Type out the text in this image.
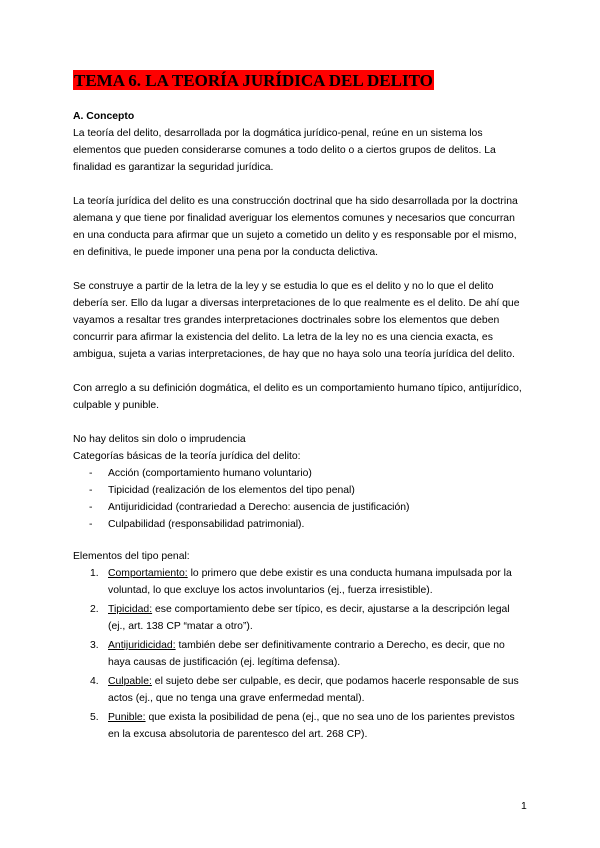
TEMA 6. LA TEORÍA JURÍDICA DEL DELITO

A. Concepto

La teoría del delito, desarrollada por la dogmática jurídico-penal, reúne en un sistema los elementos que pueden considerarse comunes a todo delito o a ciertos grupos de delitos. La finalidad es garantizar la seguridad jurídica.

La teoría jurídica del delito es una construcción doctrinal que ha sido desarrollada por la doctrina alemana y que tiene por finalidad averiguar los elementos comunes y necesarios que concurran en una conducta para afirmar que un sujeto a cometido un delito y es responsable por el mismo, en definitiva, le puede imponer una pena por la conducta delictiva.

Se construye a partir de la letra de la ley y se estudia lo que es el delito y no lo que el delito debería ser. Ello da lugar a diversas interpretaciones de lo que realmente es el delito. De ahí que vayamos a resaltar tres grandes interpretaciones doctrinales sobre los elementos que deben concurrir para afirmar la existencia del delito. La letra de la ley no es una ciencia exacta, es ambigua, sujeta a varias interpretaciones, de hay que no haya solo una teoría jurídica del delito.

Con arreglo a su definición dogmática, el delito es un comportamiento humano típico, antijurídico, culpable y punible.

No hay delitos sin dolo o imprudencia

Categorías básicas de la teoría jurídica del delito:

- Acción (comportamiento humano voluntario)
- Tipicidad (realización de los elementos del tipo penal)
- Antijuridicidad (contrariedad a Derecho: ausencia de justificación)
- Culpabilidad (responsabilidad patrimonial).

Elementos del tipo penal:

1. Comportamiento: lo primero que debe existir es una conducta humana impulsada por la voluntad, lo que excluye los actos involuntarios (ej., fuerza irresistible).
2. Tipicidad: ese comportamiento debe ser típico, es decir, ajustarse a la descripción legal (ej., art. 138 CP “matar a otro”).
3. Antijuridicidad: también debe ser definitivamente contrario a Derecho, es decir, que no haya causas de justificación (ej. legítima defensa).
4. Culpable: el sujeto debe ser culpable, es decir, que podamos hacerle responsable de sus actos (ej., que no tenga una grave enfermedad mental).
5. Punible: que exista la posibilidad de pena (ej., que no sea uno de los parientes previstos en la excusa absolutoria de parentesco del art. 268 CP).
1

------------

Required work: Pull out every line of the records that includes the string "culpable".

Final answer:
Con arreglo a su definición dogmática, el delito es un comportamiento humano típico, antijurídico, culpable y punible.
4. Culpable: el sujeto debe ser culpable, es decir, que podamos hacerle responsable de sus actos (ej., que no tenga una grave enfermedad mental).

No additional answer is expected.